▸ **Required task**
Count up the lines in the following listing that hold the word "Custom", then give only that count.

▸ **Recorded data**
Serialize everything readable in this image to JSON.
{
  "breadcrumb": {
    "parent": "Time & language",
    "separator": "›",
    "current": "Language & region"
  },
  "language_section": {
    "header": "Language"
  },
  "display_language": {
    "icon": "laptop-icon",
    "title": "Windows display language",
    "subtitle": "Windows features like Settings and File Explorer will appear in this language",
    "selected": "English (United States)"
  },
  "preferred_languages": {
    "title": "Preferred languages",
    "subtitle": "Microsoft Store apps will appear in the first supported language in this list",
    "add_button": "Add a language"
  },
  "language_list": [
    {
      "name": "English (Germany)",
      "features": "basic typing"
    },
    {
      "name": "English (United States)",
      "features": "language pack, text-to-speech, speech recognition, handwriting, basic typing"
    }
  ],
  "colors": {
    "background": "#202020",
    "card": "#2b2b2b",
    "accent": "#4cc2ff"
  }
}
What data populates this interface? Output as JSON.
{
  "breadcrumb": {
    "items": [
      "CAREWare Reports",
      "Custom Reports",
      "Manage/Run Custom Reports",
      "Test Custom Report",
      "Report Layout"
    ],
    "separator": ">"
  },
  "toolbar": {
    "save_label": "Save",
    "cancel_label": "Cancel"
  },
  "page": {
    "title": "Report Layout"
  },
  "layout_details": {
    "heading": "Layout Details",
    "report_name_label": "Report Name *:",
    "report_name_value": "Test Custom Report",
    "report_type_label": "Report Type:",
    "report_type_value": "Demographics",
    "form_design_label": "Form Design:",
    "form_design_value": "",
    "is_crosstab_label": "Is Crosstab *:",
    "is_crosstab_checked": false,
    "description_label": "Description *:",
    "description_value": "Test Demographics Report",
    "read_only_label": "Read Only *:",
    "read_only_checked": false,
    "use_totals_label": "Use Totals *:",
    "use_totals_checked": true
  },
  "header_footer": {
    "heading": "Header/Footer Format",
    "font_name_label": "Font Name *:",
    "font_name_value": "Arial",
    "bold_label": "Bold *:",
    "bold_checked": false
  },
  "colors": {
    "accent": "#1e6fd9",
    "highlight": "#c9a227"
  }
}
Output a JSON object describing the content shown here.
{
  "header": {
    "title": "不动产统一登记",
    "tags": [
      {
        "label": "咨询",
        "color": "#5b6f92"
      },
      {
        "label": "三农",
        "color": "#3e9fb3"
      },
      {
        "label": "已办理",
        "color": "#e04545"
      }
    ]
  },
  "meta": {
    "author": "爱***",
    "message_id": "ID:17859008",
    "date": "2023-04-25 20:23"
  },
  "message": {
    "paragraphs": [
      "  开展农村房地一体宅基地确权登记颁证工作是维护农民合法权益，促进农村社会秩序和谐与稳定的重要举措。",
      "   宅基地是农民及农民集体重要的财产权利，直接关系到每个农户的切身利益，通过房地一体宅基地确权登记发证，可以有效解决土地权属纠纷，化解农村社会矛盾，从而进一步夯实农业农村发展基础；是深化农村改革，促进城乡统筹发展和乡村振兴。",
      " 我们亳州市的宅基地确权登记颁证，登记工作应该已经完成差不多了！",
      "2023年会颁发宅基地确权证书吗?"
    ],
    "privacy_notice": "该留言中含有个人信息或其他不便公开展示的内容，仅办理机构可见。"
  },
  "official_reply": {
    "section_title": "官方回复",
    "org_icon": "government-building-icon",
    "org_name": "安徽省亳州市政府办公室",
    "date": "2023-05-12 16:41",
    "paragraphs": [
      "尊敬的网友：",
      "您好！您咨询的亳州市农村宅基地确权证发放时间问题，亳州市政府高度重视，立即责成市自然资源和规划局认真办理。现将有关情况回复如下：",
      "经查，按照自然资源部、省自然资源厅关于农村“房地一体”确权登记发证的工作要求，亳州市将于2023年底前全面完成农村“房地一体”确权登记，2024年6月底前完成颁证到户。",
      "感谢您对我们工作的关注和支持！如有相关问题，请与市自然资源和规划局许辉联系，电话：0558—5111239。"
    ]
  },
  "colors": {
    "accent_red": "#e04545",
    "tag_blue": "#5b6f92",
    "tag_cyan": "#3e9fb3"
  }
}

▸ **Solution**
4